*The request*:
Read the material below and tally how many lines hold the word "JSON", giving the number and nothing else.

★ ★ ★

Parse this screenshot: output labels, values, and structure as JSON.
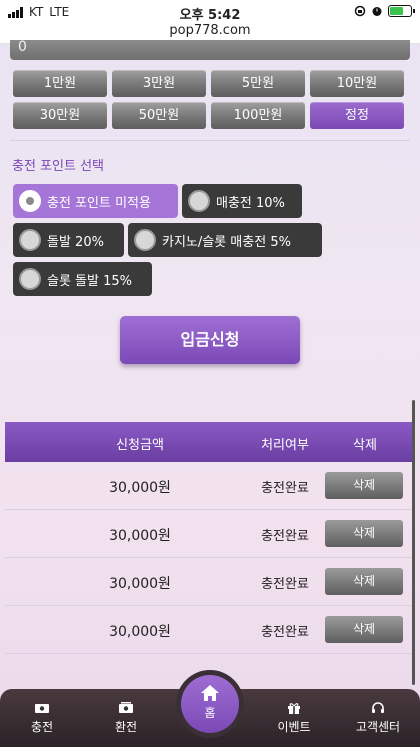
{
  "status_bar": {
    "carrier": "KT",
    "network": "LTE",
    "time": "오후 5:42",
    "url": "pop778.com"
  },
  "amount_input": {
    "value": "0"
  },
  "amount_buttons": [
    {
      "label": "1만원"
    },
    {
      "label": "3만원"
    },
    {
      "label": "5만원"
    },
    {
      "label": "10만원"
    },
    {
      "label": "30만원"
    },
    {
      "label": "50만원"
    },
    {
      "label": "100만원"
    },
    {
      "label": "정정"
    }
  ],
  "points": {
    "title": "충전 포인트 선택",
    "options": [
      {
        "label": "충전 포인트 미적용",
        "selected": true
      },
      {
        "label": "매충전 10%",
        "selected": false
      },
      {
        "label": "돌발 20%",
        "selected": false
      },
      {
        "label": "카지노/슬롯 매충전 5%",
        "selected": false
      },
      {
        "label": "슬롯 돌발 15%",
        "selected": false
      }
    ]
  },
  "deposit_button": {
    "label": "입금신청"
  },
  "table": {
    "headers": {
      "amount": "신청금액",
      "status": "처리여부",
      "delete": "삭제"
    },
    "rows": [
      {
        "amount": "30,000원",
        "status": "충전완료",
        "delete_label": "삭제"
      },
      {
        "amount": "30,000원",
        "status": "충전완료",
        "delete_label": "삭제"
      },
      {
        "amount": "30,000원",
        "status": "충전완료",
        "delete_label": "삭제"
      },
      {
        "amount": "30,000원",
        "status": "충전완료",
        "delete_label": "삭제"
      }
    ]
  },
  "bottom_nav": {
    "items": [
      {
        "label": "충전",
        "icon": "money-icon"
      },
      {
        "label": "환전",
        "icon": "exchange-money-icon"
      },
      {
        "label": "홈",
        "icon": "home-icon"
      },
      {
        "label": "이벤트",
        "icon": "gift-icon"
      },
      {
        "label": "고객센터",
        "icon": "headset-icon"
      }
    ]
  },
  "colors": {
    "accent": "#8a5ac4",
    "dark_button": "#3a3a3a",
    "selected_option": "#a675d8"
  }
}
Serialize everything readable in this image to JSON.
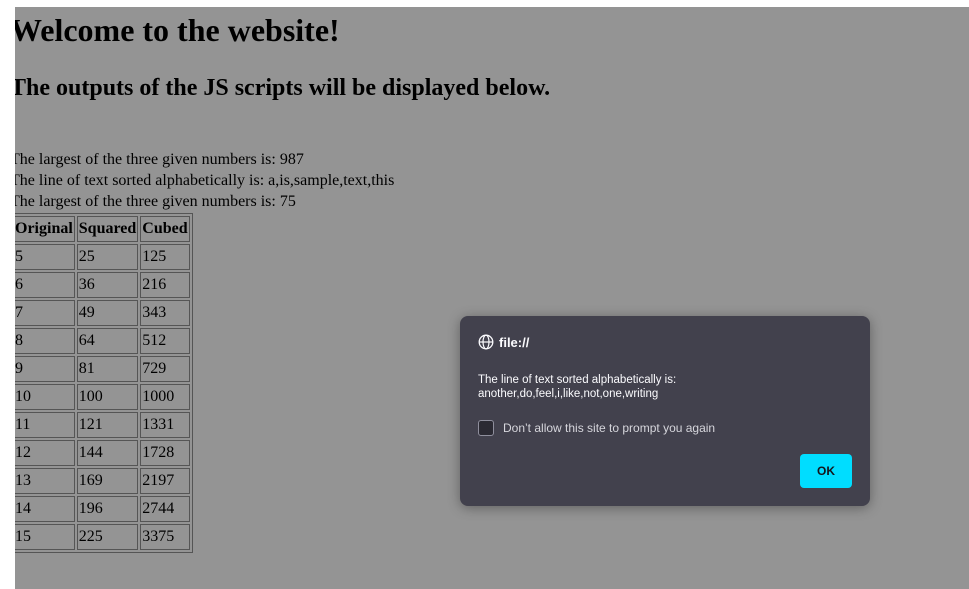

★ ★ ★

*Answer to the exercise*:
2